• TO BE DONE
In the records below, find each line containing the word "autoridades" and copy it.

↓

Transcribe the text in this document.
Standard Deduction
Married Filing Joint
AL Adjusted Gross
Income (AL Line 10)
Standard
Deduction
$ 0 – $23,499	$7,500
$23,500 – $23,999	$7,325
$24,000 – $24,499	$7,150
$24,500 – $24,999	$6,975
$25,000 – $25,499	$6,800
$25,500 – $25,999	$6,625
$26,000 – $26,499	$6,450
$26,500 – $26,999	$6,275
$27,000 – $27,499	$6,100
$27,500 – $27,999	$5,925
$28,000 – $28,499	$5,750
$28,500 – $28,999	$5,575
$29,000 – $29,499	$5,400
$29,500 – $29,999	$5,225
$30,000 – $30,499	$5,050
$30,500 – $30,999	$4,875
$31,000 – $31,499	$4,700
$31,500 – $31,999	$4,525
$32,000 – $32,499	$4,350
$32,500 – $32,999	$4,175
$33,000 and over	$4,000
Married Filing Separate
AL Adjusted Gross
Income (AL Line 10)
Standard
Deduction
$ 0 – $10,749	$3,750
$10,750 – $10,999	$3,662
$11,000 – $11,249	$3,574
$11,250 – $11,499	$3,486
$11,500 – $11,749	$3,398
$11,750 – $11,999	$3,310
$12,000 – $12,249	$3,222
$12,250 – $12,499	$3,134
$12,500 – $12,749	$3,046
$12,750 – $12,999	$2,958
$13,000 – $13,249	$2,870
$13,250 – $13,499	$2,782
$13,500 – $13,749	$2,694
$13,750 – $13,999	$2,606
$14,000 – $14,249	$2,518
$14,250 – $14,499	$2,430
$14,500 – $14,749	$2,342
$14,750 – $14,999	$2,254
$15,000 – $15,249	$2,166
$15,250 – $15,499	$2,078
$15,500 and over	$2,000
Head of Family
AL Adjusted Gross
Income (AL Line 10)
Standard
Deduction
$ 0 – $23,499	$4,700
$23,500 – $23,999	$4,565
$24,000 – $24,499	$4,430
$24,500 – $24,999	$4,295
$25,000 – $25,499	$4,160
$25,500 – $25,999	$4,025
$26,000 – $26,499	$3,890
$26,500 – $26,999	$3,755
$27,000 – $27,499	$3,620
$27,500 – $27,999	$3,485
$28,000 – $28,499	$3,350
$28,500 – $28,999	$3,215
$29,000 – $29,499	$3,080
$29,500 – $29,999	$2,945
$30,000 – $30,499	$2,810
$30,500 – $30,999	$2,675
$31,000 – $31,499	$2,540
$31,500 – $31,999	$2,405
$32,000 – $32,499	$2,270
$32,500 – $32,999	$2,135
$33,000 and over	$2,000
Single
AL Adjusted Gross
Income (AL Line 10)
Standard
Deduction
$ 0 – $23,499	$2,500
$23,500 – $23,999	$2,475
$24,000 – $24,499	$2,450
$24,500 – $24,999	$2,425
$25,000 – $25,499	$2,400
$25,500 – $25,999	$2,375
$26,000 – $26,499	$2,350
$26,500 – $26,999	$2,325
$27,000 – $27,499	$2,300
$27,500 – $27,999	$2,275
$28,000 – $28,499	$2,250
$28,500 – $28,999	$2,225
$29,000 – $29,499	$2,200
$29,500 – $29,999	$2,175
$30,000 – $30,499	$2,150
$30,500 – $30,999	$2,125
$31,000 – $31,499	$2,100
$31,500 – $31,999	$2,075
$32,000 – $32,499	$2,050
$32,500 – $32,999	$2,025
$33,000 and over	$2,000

↑
↓

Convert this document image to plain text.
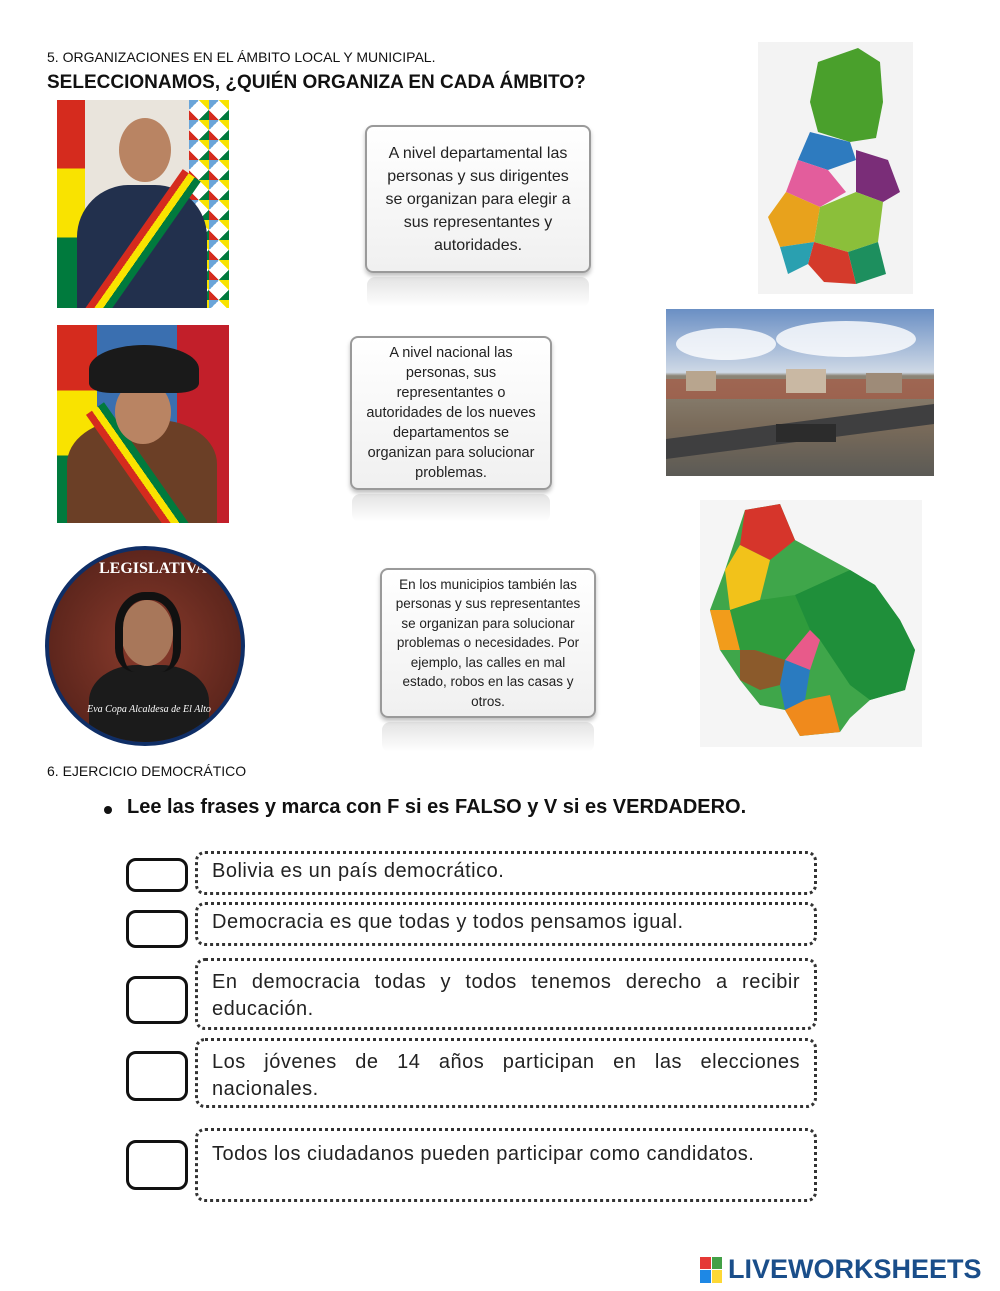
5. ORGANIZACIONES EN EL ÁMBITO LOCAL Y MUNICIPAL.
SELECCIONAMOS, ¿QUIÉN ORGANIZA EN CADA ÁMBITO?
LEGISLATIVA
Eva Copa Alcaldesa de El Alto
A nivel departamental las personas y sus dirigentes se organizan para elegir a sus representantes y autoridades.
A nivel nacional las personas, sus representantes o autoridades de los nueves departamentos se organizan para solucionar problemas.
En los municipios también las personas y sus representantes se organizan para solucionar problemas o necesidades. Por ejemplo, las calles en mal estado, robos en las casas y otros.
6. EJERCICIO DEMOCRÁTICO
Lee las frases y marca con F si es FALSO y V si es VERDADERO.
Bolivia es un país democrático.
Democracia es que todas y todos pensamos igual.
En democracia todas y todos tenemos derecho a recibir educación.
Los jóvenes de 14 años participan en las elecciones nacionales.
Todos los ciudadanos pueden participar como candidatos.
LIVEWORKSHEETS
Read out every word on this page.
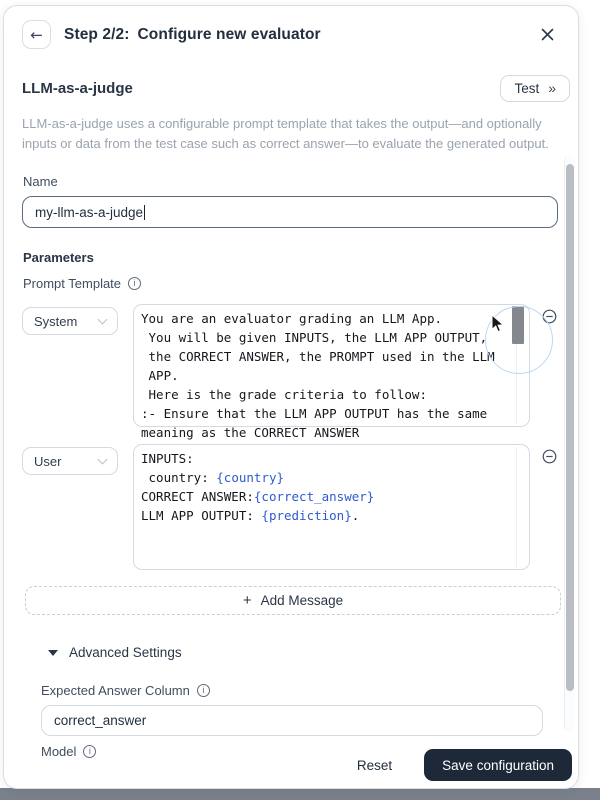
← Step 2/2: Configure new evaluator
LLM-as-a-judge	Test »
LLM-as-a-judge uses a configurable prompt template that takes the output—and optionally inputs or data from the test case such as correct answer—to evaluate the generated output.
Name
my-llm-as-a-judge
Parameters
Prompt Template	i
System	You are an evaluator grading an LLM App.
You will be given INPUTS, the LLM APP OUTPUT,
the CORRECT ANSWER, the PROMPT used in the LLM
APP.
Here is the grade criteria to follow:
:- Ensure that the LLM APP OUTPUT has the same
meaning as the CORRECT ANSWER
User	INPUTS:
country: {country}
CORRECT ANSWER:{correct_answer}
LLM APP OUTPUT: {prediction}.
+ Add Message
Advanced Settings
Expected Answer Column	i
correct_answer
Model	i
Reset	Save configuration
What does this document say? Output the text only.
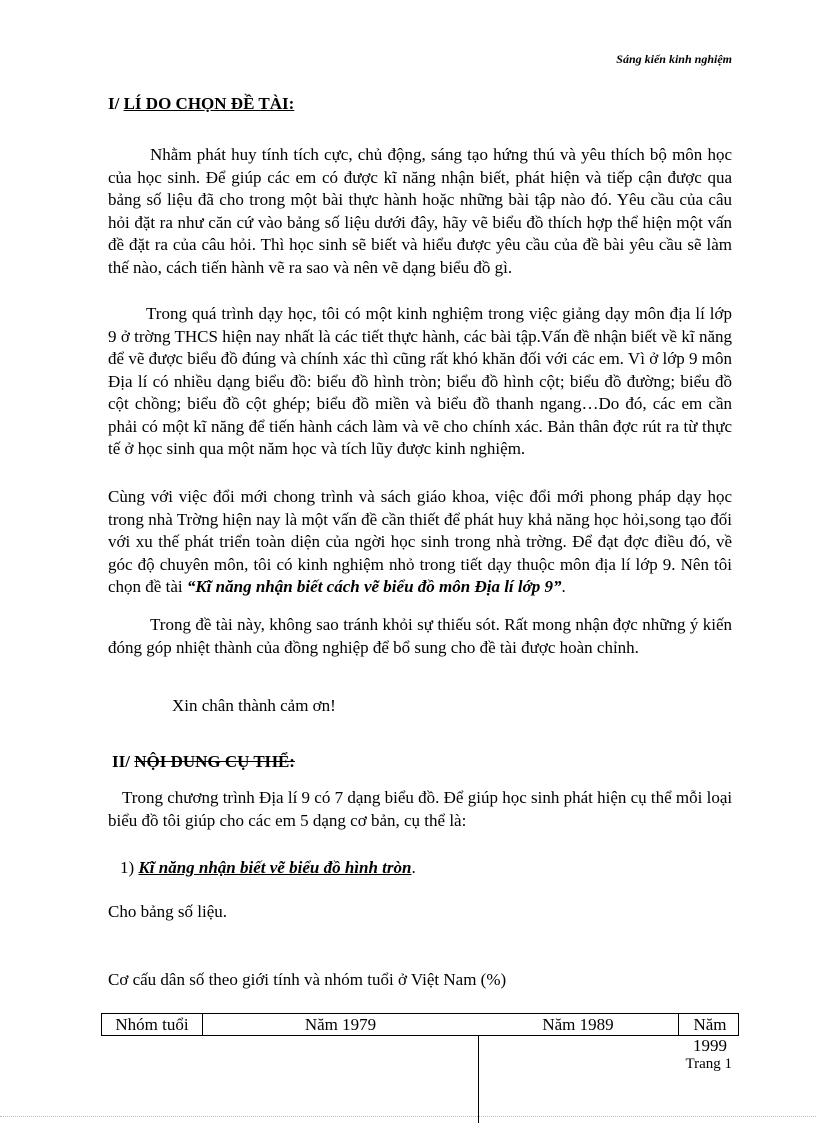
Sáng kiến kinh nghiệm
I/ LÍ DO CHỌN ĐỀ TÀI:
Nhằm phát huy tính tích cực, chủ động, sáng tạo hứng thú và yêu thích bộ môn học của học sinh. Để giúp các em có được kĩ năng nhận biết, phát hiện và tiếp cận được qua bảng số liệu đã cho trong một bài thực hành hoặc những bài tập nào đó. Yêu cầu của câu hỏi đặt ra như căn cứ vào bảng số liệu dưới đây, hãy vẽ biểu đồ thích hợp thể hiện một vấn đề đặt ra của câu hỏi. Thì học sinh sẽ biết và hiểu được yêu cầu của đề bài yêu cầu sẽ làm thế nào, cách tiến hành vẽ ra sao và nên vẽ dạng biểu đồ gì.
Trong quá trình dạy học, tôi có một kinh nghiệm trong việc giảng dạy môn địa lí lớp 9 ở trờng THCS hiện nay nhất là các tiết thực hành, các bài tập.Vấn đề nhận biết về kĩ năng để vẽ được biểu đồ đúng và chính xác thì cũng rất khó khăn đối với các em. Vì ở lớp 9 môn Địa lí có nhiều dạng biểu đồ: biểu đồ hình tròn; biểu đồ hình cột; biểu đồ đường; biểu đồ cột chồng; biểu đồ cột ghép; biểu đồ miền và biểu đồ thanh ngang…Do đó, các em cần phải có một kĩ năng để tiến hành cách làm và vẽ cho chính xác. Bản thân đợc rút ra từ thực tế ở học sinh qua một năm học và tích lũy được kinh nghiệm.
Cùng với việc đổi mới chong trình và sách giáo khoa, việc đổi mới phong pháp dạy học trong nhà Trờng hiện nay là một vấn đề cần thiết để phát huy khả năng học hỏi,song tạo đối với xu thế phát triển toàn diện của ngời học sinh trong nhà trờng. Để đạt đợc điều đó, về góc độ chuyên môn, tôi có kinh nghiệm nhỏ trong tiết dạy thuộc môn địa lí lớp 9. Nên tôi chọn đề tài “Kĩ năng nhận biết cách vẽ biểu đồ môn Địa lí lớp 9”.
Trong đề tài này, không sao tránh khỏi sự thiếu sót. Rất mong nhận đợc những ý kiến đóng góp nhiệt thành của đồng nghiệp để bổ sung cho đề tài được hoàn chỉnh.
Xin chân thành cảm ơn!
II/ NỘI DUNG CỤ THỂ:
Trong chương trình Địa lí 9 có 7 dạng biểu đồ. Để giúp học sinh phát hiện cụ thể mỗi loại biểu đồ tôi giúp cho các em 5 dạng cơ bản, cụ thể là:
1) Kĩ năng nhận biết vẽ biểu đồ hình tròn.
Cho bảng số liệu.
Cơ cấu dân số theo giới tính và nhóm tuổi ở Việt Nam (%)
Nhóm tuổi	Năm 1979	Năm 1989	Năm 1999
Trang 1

↑
↓

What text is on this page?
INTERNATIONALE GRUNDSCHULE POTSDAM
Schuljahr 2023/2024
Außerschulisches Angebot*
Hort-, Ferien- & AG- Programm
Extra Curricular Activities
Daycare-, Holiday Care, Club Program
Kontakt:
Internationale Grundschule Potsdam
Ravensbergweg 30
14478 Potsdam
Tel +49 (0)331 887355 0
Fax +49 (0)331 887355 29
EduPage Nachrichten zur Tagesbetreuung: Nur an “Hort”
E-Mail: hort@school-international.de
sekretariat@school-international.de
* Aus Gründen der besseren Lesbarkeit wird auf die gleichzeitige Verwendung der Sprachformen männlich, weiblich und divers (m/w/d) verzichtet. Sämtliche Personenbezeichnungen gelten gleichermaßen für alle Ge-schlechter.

↑

• THE OUTPUT
A nivel departamental las personas y sus dirigentes se organizan para elegir a sus representantes y autoridades.
A nivel nacional las personas, sus representantes o autoridades de los nueves departamentos se organizan para solucionar problemas.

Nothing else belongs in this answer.